Stored data:

▬▬▬

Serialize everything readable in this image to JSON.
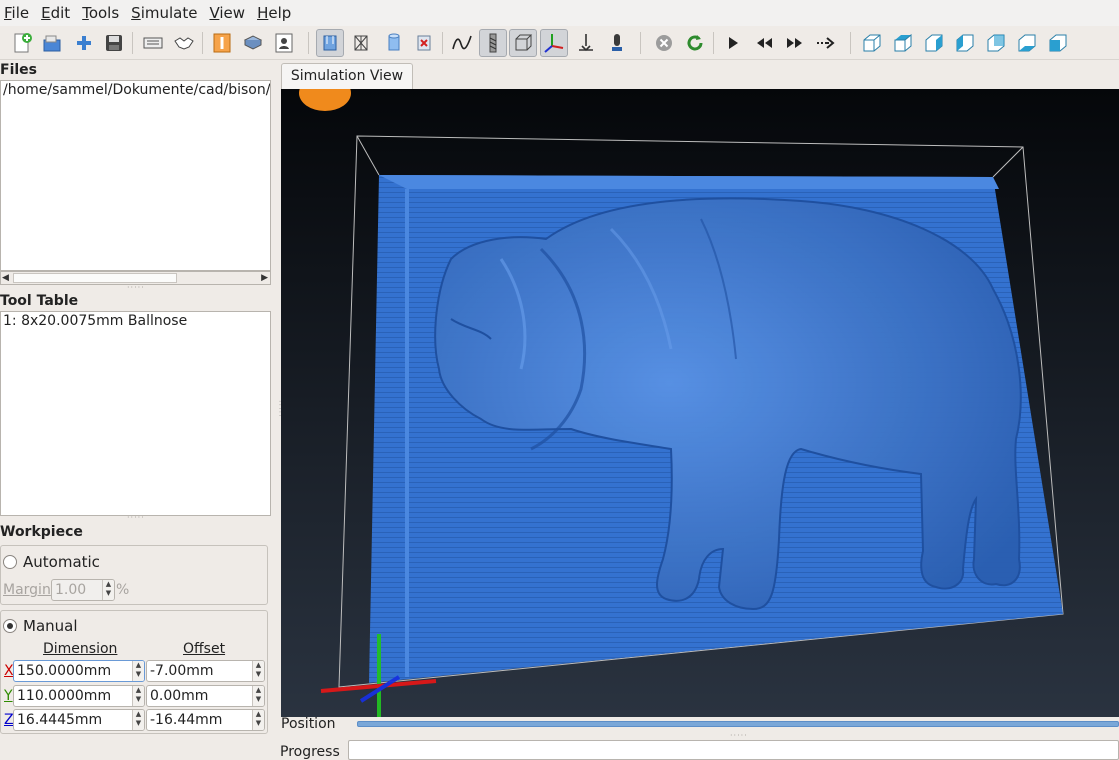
{
  "menubar": {
    "items": [
      {
        "label": "File",
        "mnemonic": "F",
        "rest": "ile"
      },
      {
        "label": "Edit",
        "mnemonic": "E",
        "rest": "dit"
      },
      {
        "label": "Tools",
        "mnemonic": "T",
        "rest": "ools"
      },
      {
        "label": "Simulate",
        "mnemonic": "S",
        "rest": "imulate"
      },
      {
        "label": "View",
        "mnemonic": "V",
        "rest": "iew"
      },
      {
        "label": "Help",
        "mnemonic": "H",
        "rest": "elp"
      }
    ]
  },
  "toolbar": {
    "icons": [
      "new-file-icon",
      "open-icon",
      "add-icon",
      "save-icon",
      "gcode-icon",
      "handshake-icon",
      "tool-icon",
      "workpiece-icon",
      "user-icon",
      "show-stock-icon",
      "show-mesh-icon",
      "show-cylinder-icon",
      "remove-icon",
      "toolpath-icon",
      "show-tool-icon",
      "bounding-box-icon",
      "axes-icon",
      "lamp-icon",
      "probe-icon",
      "stop-icon",
      "refresh-icon",
      "play-icon",
      "rewind-icon",
      "fast-forward-icon",
      "step-icon",
      "view-front-icon",
      "view-top-icon",
      "view-right-icon",
      "view-left-icon",
      "view-back-icon",
      "view-bottom-icon",
      "view-iso-icon"
    ]
  },
  "files": {
    "title": "Files",
    "entries": [
      "/home/sammel/Dokumente/cad/bison/b"
    ]
  },
  "tool_table": {
    "title": "Tool Table",
    "entries": [
      "1: 8x20.0075mm Ballnose"
    ]
  },
  "workpiece": {
    "title": "Workpiece",
    "automatic_label": "Automatic",
    "margin_label": "Margin",
    "margin_value": "1.00",
    "margin_unit": "%",
    "manual_label": "Manual",
    "dimension_header": "Dimension",
    "offset_header": "Offset",
    "rows": [
      {
        "axis": "X",
        "dimension": "150.0000mm",
        "offset": "-7.00mm",
        "color": "#cc0000"
      },
      {
        "axis": "Y",
        "dimension": "110.0000mm",
        "offset": "0.00mm",
        "color": "#2e8b00"
      },
      {
        "axis": "Z",
        "dimension": "16.4445mm",
        "offset": "-16.44mm",
        "color": "#0000cc"
      }
    ]
  },
  "simulation": {
    "tab_label": "Simulation View",
    "stock_color": "#2f6fd0",
    "background_color": "#000000"
  },
  "status": {
    "position_label": "Position",
    "progress_label": "Progress"
  }
}
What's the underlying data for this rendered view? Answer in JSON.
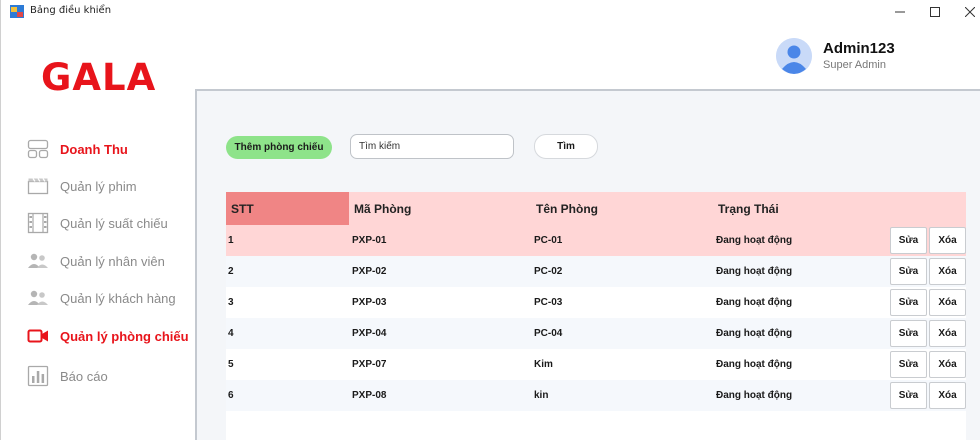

▬▬▬

=== Required work ===
Quote every line of the records above exactly; no picture is to be copied.

=== Solution for this task ===
Serialize everything readable in this image to JSON.
{
  "menubar": {
    "items": [
      {
        "label": "File",
        "mnemonic": "F",
        "rest": "ile"
      },
      {
        "label": "Edit",
        "mnemonic": "E",
        "rest": "dit"
      },
      {
        "label": "Tools",
        "mnemonic": "T",
        "rest": "ools"
      },
      {
        "label": "Simulate",
        "mnemonic": "S",
        "rest": "imulate"
      },
      {
        "label": "View",
        "mnemonic": "V",
        "rest": "iew"
      },
      {
        "label": "Help",
        "mnemonic": "H",
        "rest": "elp"
      }
    ]
  },
  "toolbar": {
    "icons": [
      "new-file-icon",
      "open-icon",
      "add-icon",
      "save-icon",
      "gcode-icon",
      "handshake-icon",
      "tool-icon",
      "workpiece-icon",
      "user-icon",
      "show-stock-icon",
      "show-mesh-icon",
      "show-cylinder-icon",
      "remove-icon",
      "toolpath-icon",
      "show-tool-icon",
      "bounding-box-icon",
      "axes-icon",
      "lamp-icon",
      "probe-icon",
      "stop-icon",
      "refresh-icon",
      "play-icon",
      "rewind-icon",
      "fast-forward-icon",
      "step-icon",
      "view-front-icon",
      "view-top-icon",
      "view-right-icon",
      "view-left-icon",
      "view-back-icon",
      "view-bottom-icon",
      "view-iso-icon"
    ]
  },
  "files": {
    "title": "Files",
    "entries": [
      "/home/sammel/Dokumente/cad/bison/b"
    ]
  },
  "tool_table": {
    "title": "Tool Table",
    "entries": [
      "1: 8x20.0075mm Ballnose"
    ]
  },
  "workpiece": {
    "title": "Workpiece",
    "automatic_label": "Automatic",
    "margin_label": "Margin",
    "margin_value": "1.00",
    "margin_unit": "%",
    "manual_label": "Manual",
    "dimension_header": "Dimension",
    "offset_header": "Offset",
    "rows": [
      {
        "axis": "X",
        "dimension": "150.0000mm",
        "offset": "-7.00mm",
        "color": "#cc0000"
      },
      {
        "axis": "Y",
        "dimension": "110.0000mm",
        "offset": "0.00mm",
        "color": "#2e8b00"
      },
      {
        "axis": "Z",
        "dimension": "16.4445mm",
        "offset": "-16.44mm",
        "color": "#0000cc"
      }
    ]
  },
  "simulation": {
    "tab_label": "Simulation View",
    "stock_color": "#2f6fd0",
    "background_color": "#000000"
  },
  "status": {
    "position_label": "Position",
    "progress_label": "Progress"
  }
}
What's the underlying data for this rendered view? Answer in JSON.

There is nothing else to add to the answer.